──────── Data ────────
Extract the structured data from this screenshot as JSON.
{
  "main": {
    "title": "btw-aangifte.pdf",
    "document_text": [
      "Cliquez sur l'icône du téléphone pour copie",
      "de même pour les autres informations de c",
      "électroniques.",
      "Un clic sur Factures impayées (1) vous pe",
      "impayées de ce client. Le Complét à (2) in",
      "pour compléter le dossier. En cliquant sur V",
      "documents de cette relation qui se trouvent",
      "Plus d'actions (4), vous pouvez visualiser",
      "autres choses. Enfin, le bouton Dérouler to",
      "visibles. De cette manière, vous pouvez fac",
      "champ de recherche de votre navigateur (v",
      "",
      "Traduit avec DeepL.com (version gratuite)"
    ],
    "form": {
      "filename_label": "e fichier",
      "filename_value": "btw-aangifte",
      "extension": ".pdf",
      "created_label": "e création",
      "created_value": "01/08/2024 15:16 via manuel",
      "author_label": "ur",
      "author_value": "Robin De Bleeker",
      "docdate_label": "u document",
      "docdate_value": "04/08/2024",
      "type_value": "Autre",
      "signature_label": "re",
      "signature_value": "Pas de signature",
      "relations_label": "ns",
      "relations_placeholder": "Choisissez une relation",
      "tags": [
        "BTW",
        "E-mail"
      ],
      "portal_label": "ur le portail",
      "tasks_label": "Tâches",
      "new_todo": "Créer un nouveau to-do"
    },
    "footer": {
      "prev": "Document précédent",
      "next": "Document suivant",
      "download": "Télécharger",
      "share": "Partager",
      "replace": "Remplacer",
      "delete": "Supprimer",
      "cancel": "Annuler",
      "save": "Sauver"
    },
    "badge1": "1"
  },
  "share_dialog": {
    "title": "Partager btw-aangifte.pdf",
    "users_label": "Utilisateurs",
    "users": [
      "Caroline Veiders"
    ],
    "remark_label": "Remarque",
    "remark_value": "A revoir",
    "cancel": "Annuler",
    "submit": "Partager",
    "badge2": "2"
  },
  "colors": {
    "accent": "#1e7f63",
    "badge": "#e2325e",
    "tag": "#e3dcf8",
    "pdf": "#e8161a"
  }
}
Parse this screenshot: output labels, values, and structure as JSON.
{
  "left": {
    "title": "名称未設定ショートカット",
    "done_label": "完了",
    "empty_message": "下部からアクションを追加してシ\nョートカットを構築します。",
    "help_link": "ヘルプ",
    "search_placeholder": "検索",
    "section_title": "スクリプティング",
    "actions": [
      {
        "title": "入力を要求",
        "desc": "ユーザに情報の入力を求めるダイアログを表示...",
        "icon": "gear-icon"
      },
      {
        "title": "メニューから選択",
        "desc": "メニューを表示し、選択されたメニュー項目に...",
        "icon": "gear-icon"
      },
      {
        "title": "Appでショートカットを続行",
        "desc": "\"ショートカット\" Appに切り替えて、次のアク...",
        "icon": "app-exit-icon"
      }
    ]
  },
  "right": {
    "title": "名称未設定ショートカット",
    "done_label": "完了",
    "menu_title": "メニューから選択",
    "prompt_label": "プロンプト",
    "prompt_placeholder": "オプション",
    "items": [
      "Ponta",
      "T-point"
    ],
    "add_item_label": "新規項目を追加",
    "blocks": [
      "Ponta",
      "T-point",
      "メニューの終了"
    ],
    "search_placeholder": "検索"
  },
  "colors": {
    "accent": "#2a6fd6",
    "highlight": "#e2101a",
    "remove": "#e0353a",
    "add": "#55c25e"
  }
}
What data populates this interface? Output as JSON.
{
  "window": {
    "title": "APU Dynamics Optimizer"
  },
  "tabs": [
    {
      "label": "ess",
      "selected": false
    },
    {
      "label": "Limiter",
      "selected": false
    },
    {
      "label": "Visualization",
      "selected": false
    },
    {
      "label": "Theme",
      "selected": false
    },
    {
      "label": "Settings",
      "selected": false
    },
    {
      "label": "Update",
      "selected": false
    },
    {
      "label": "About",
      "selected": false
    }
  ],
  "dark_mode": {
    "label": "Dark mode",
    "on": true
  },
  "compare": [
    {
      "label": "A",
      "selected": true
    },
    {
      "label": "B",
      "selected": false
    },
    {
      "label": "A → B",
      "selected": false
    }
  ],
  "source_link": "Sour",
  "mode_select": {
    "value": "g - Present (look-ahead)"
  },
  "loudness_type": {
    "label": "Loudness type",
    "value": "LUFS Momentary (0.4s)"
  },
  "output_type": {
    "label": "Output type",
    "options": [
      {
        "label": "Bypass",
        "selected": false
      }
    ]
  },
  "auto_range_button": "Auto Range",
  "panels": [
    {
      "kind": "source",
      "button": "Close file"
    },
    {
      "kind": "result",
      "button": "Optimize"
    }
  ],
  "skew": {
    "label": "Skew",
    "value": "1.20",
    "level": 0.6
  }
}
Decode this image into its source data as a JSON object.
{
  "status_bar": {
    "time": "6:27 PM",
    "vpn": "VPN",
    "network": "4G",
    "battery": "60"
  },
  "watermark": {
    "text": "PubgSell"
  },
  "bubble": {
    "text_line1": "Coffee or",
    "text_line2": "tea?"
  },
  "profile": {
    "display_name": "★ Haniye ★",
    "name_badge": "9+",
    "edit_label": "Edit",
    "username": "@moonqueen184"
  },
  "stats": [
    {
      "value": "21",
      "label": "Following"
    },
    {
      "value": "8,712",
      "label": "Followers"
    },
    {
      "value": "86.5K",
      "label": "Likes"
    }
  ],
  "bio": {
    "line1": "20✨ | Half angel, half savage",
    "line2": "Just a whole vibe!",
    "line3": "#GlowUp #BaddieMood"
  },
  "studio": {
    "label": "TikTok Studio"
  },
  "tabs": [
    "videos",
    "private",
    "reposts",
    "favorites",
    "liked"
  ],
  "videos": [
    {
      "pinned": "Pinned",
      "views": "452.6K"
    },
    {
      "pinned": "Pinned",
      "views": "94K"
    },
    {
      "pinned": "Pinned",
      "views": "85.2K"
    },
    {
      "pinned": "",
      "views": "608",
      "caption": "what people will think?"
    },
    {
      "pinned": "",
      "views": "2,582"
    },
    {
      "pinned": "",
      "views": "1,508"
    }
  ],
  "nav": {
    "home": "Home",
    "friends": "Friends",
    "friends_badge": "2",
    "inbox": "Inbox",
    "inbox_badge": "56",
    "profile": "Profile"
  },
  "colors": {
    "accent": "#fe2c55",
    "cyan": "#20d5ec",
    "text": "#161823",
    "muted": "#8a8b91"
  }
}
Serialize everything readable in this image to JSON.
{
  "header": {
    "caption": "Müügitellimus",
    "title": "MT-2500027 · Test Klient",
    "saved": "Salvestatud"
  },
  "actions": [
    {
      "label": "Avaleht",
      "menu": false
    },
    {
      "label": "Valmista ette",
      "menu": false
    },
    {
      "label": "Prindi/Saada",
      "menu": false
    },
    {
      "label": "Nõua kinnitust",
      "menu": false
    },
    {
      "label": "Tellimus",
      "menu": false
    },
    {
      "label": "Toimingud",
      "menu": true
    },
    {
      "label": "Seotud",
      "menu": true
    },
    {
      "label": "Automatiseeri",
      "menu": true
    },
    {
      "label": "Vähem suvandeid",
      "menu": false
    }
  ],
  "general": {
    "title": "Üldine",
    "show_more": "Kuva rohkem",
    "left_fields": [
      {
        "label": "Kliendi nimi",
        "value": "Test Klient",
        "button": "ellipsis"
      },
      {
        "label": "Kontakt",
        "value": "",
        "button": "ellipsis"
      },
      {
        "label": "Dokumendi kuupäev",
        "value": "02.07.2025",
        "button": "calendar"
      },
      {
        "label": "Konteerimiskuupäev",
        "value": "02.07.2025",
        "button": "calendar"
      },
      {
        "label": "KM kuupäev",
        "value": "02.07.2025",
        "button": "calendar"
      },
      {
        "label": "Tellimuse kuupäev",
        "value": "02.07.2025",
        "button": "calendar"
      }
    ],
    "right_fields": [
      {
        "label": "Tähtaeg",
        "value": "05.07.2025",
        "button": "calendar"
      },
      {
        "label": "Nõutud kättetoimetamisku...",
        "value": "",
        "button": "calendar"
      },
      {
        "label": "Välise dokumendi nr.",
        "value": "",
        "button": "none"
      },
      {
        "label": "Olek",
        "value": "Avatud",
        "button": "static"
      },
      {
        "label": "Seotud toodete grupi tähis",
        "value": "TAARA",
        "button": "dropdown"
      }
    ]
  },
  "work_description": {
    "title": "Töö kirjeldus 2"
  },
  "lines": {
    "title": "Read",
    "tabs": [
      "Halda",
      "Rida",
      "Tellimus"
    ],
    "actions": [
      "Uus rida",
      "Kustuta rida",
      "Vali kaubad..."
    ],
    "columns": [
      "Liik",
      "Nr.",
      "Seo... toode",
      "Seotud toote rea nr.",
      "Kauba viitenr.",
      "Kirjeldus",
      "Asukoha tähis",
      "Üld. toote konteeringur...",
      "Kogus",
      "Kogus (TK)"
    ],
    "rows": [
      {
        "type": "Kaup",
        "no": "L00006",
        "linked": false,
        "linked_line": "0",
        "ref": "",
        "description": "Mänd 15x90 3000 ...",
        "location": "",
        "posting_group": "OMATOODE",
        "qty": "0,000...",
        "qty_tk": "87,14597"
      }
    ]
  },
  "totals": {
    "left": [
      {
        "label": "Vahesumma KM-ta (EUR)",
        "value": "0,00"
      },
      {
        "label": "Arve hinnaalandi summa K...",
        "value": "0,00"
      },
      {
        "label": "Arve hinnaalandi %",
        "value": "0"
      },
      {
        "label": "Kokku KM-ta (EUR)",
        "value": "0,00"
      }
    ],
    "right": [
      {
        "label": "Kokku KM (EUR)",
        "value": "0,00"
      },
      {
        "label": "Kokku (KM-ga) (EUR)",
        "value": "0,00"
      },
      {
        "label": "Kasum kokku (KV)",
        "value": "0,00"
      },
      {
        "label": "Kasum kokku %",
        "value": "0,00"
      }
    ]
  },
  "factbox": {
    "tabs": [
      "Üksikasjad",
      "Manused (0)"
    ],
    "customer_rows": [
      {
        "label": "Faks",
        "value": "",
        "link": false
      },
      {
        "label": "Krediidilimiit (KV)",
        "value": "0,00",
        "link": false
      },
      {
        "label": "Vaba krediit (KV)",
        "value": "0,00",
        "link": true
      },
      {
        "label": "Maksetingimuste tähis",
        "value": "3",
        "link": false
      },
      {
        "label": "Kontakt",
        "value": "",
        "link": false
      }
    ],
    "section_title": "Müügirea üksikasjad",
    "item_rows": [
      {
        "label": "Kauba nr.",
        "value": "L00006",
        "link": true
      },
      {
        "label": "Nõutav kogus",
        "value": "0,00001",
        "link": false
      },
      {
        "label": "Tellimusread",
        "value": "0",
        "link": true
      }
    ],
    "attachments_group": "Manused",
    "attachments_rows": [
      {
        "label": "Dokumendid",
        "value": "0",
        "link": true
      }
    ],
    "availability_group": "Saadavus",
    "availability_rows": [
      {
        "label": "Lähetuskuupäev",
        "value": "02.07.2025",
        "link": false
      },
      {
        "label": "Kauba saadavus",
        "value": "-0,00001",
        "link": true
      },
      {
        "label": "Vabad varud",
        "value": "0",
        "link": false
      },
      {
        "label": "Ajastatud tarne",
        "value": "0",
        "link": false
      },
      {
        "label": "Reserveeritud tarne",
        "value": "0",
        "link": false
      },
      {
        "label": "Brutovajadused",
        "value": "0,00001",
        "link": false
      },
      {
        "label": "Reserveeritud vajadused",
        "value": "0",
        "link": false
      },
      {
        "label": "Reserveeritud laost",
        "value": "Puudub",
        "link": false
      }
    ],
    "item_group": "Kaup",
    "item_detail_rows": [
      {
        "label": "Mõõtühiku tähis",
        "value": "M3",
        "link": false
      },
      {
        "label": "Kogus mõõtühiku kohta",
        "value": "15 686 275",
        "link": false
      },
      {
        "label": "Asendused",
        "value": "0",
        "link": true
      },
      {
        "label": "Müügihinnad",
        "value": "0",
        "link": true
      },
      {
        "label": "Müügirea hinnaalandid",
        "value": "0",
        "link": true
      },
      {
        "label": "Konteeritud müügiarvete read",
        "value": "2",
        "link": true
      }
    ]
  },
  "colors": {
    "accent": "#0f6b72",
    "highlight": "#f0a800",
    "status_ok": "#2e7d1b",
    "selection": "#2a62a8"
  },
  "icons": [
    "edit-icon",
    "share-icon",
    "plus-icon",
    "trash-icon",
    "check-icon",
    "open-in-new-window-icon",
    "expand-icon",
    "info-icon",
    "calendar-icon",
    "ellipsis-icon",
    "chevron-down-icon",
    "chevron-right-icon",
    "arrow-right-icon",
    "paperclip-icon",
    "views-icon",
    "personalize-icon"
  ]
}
────────
*Directive*:
Using the entries above, tally how many lines have the word "toote" in them; write the number and nothing more.

*Solution for this problem*:
2